**Goal of the exercise**
Exclude the pictures, then copy all remaining records exactly.

**Data shown**
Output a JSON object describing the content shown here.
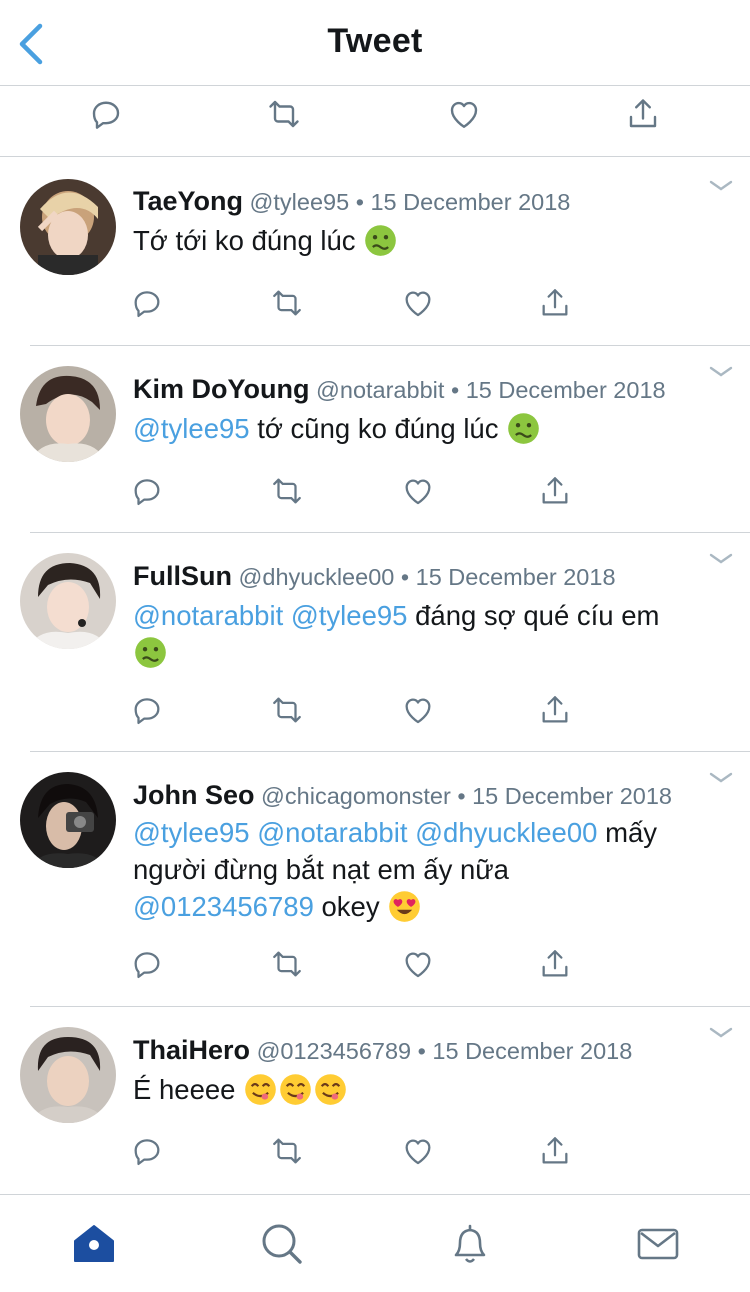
{
  "header": {
    "title": "Tweet",
    "back_icon": "chevron-left-icon"
  },
  "main_actions": [
    "reply-icon",
    "retweet-icon",
    "like-icon",
    "share-icon"
  ],
  "tweets": [
    {
      "name": "TaeYong",
      "handle": "@tylee95",
      "sep": "•",
      "date": "15 December 2018",
      "mentions": "",
      "text": "Tớ tới ko đúng lúc",
      "text2": "",
      "mention3": "",
      "text3": "",
      "emojis": [
        "nauseated-face"
      ]
    },
    {
      "name": "Kim DoYoung",
      "handle": "@notarabbit",
      "sep": "•",
      "date": "15 December 2018",
      "mentions": "@tylee95",
      "text": "tớ cũng ko đúng lúc",
      "text2": "",
      "mention3": "",
      "text3": "",
      "emojis": [
        "nauseated-face"
      ]
    },
    {
      "name": "FullSun",
      "handle": "@dhyucklee00",
      "sep": "•",
      "date": "15 December 2018",
      "mentions": "@notarabbit @tylee95",
      "text": "đáng sợ qué cíu em",
      "text2": "",
      "mention3": "",
      "text3": "",
      "emojis": [
        "nauseated-face"
      ]
    },
    {
      "name": "John Seo",
      "handle": "@chicagomonster",
      "sep": "•",
      "date": "15 December 2018",
      "mentions": "@tylee95 @notarabbit @dhyucklee00",
      "text": "mấy",
      "text2": "người đừng bắt nạt em ấy nữa",
      "mention3": "@0123456789",
      "text3": "okey",
      "emojis": [
        "heart-eyes-face"
      ]
    },
    {
      "name": "ThaiHero",
      "handle": "@0123456789",
      "sep": "•",
      "date": "15 December 2018",
      "mentions": "",
      "text": "É heeee",
      "text2": "",
      "mention3": "",
      "text3": "",
      "emojis": [
        "yum-face",
        "yum-face",
        "yum-face"
      ]
    }
  ],
  "tabs": [
    "home-icon",
    "search-icon",
    "notifications-icon",
    "messages-icon"
  ],
  "colors": {
    "accent": "#1da1f2",
    "mention": "#4aa0e0",
    "icon": "#657786",
    "tab_active": "#1c4ea0"
  }
}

**Solution below**
Output a JSON object describing the content shown here.
{
  "header": {
    "title": "Tweet",
    "back_icon": "chevron-left-icon"
  },
  "main_actions": [
    "reply-icon",
    "retweet-icon",
    "like-icon",
    "share-icon"
  ],
  "tweets": [
    {
      "name": "TaeYong",
      "handle": "@tylee95",
      "sep": "•",
      "date": "15 December 2018",
      "mentions": "",
      "text": "Tớ tới ko đúng lúc",
      "text2": "",
      "mention3": "",
      "text3": "",
      "emojis": [
        "nauseated-face"
      ]
    },
    {
      "name": "Kim DoYoung",
      "handle": "@notarabbit",
      "sep": "•",
      "date": "15 December 2018",
      "mentions": "@tylee95",
      "text": "tớ cũng ko đúng lúc",
      "text2": "",
      "mention3": "",
      "text3": "",
      "emojis": [
        "nauseated-face"
      ]
    },
    {
      "name": "FullSun",
      "handle": "@dhyucklee00",
      "sep": "•",
      "date": "15 December 2018",
      "mentions": "@notarabbit @tylee95",
      "text": "đáng sợ qué cíu em",
      "text2": "",
      "mention3": "",
      "text3": "",
      "emojis": [
        "nauseated-face"
      ]
    },
    {
      "name": "John Seo",
      "handle": "@chicagomonster",
      "sep": "•",
      "date": "15 December 2018",
      "mentions": "@tylee95 @notarabbit @dhyucklee00",
      "text": "mấy",
      "text2": "người đừng bắt nạt em ấy nữa",
      "mention3": "@0123456789",
      "text3": "okey",
      "emojis": [
        "heart-eyes-face"
      ]
    },
    {
      "name": "ThaiHero",
      "handle": "@0123456789",
      "sep": "•",
      "date": "15 December 2018",
      "mentions": "",
      "text": "É heeee",
      "text2": "",
      "mention3": "",
      "text3": "",
      "emojis": [
        "yum-face",
        "yum-face",
        "yum-face"
      ]
    }
  ],
  "tabs": [
    "home-icon",
    "search-icon",
    "notifications-icon",
    "messages-icon"
  ],
  "colors": {
    "accent": "#1da1f2",
    "mention": "#4aa0e0",
    "icon": "#657786",
    "tab_active": "#1c4ea0"
  }
}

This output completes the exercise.